→ DATA SUPPLIED:
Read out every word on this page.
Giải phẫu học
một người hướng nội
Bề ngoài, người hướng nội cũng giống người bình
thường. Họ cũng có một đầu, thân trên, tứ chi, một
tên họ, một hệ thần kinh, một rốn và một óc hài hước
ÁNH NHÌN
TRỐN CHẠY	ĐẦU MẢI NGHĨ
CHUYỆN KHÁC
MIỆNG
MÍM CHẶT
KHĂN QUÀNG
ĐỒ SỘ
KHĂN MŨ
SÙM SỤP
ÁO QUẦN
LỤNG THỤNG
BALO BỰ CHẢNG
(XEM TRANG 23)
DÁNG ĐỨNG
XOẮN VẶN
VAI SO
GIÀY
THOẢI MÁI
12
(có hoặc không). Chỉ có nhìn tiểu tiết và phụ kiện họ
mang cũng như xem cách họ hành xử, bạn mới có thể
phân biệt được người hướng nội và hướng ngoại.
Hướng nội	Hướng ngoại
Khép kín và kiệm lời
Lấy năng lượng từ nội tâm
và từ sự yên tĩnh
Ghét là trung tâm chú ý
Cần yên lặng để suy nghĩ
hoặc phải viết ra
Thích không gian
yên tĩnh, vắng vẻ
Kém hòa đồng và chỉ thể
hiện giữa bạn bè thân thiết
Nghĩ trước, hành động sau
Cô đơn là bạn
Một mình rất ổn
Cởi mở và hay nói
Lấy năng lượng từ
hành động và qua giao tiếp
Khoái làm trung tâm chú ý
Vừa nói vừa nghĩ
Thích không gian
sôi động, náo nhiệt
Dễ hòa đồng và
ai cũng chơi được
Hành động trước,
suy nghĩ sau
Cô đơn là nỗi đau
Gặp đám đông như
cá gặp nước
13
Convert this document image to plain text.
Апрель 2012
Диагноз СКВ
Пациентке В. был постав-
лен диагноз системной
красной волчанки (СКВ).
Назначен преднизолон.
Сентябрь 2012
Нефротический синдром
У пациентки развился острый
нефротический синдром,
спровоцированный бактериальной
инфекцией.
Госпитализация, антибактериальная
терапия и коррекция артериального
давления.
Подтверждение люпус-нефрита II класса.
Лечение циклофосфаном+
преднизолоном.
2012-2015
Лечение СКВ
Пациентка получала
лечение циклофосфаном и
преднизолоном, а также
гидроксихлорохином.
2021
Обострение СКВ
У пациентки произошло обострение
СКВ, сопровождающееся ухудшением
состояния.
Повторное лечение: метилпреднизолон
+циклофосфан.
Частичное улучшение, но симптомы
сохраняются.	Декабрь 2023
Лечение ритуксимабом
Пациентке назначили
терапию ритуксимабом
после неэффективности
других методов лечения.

→ WHAT YOU SHOULD DO: Repeat the line that contains "Convert this document image to plain text.", then every line after it until the records end, with nothing added.

→ REPLY TO THE TASK:
Convert this document image to plain text.
Апрель 2012
Диагноз СКВ
Пациентке В. был постав-
лен диагноз системной
красной волчанки (СКВ).
Назначен преднизолон.
Сентябрь 2012
Нефротический синдром
У пациентки развился острый
нефротический синдром,
спровоцированный бактериальной
инфекцией.
Госпитализация, антибактериальная
терапия и коррекция артериального
давления.
Подтверждение люпус-нефрита II класса.
Лечение циклофосфаном+
преднизолоном.
2012-2015
Лечение СКВ
Пациентка получала
лечение циклофосфаном и
преднизолоном, а также
гидроксихлорохином.
2021
Обострение СКВ
У пациентки произошло обострение
СКВ, сопровождающееся ухудшением
состояния.
Повторное лечение: метилпреднизолон
+циклофосфан.
Частичное улучшение, но симптомы
сохраняются.	Декабрь 2023
Лечение ритуксимабом
Пациентке назначили
терапию ритуксимабом
после неэффективности
других методов лечения.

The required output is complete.